(Stored entries)
-=-=-=-=-

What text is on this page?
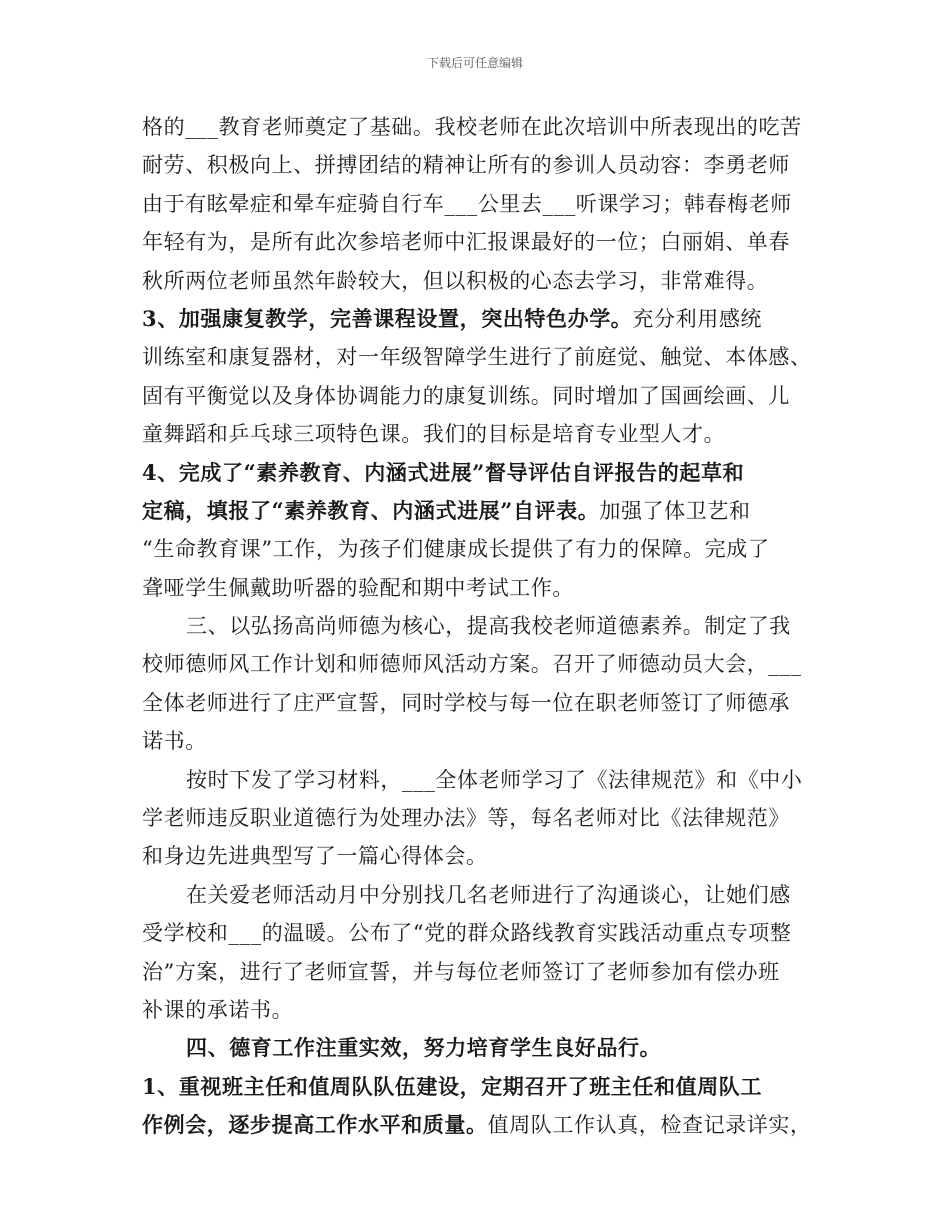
下载后可任意编辑
格的___教育老师奠定了基础。我校老师在此次培训中所表现出的吃苦
耐劳、积极向上、拼搏团结的精神让所有的参训人员动容：李勇老师
由于有眩晕症和晕车症骑自行车___公里去___听课学习；韩春梅老师
年轻有为，是所有此次参培老师中汇报课最好的一位；白丽娟、单春
秋所两位老师虽然年龄较大，但以积极的心态去学习，非常难得。
3、加强康复教学，完善课程设置，突出特色办学。充分利用感统
训练室和康复器材，对一年级智障学生进行了前庭觉、触觉、本体感、
固有平衡觉以及身体协调能力的康复训练。同时增加了国画绘画、儿
童舞蹈和乒乓球三项特色课。我们的目标是培育专业型人才。
4、完成了“素养教育、内涵式进展”督导评估自评报告的起草和
定稿，填报了“素养教育、内涵式进展”自评表。加强了体卫艺和
“生命教育课”工作，为孩子们健康成长提供了有力的保障。完成了
聋哑学生佩戴助听器的验配和期中考试工作。
三、以弘扬高尚师德为核心，提高我校老师道德素养。制定了我
校师德师风工作计划和师德师风活动方案。召开了师德动员大会，___
全体老师进行了庄严宣誓，同时学校与每一位在职老师签订了师德承
诺书。
按时下发了学习材料，___全体老师学习了《法律规范》和《中小
学老师违反职业道德行为处理办法》等，每名老师对比《法律规范》
和身边先进典型写了一篇心得体会。
在关爱老师活动月中分别找几名老师进行了沟通谈心，让她们感
受学校和___的温暖。公布了“党的群众路线教育实践活动重点专项整
治”方案，进行了老师宣誓，并与每位老师签订了老师参加有偿办班
补课的承诺书。
四、德育工作注重实效，努力培育学生良好品行。
1、重视班主任和值周队队伍建设，定期召开了班主任和值周队工
作例会，逐步提高工作水平和质量。值周队工作认真，检查记录详实，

-=-=-=-=-

▶ **Exercise brief**: Copy whichever lines in the listing above contain the word "内涵式进展".

▶ **Task response**:
4、完成了“素养教育、内涵式进展”督导评估自评报告的起草和
定稿，填报了“素养教育、内涵式进展”自评表。加强了体卫艺和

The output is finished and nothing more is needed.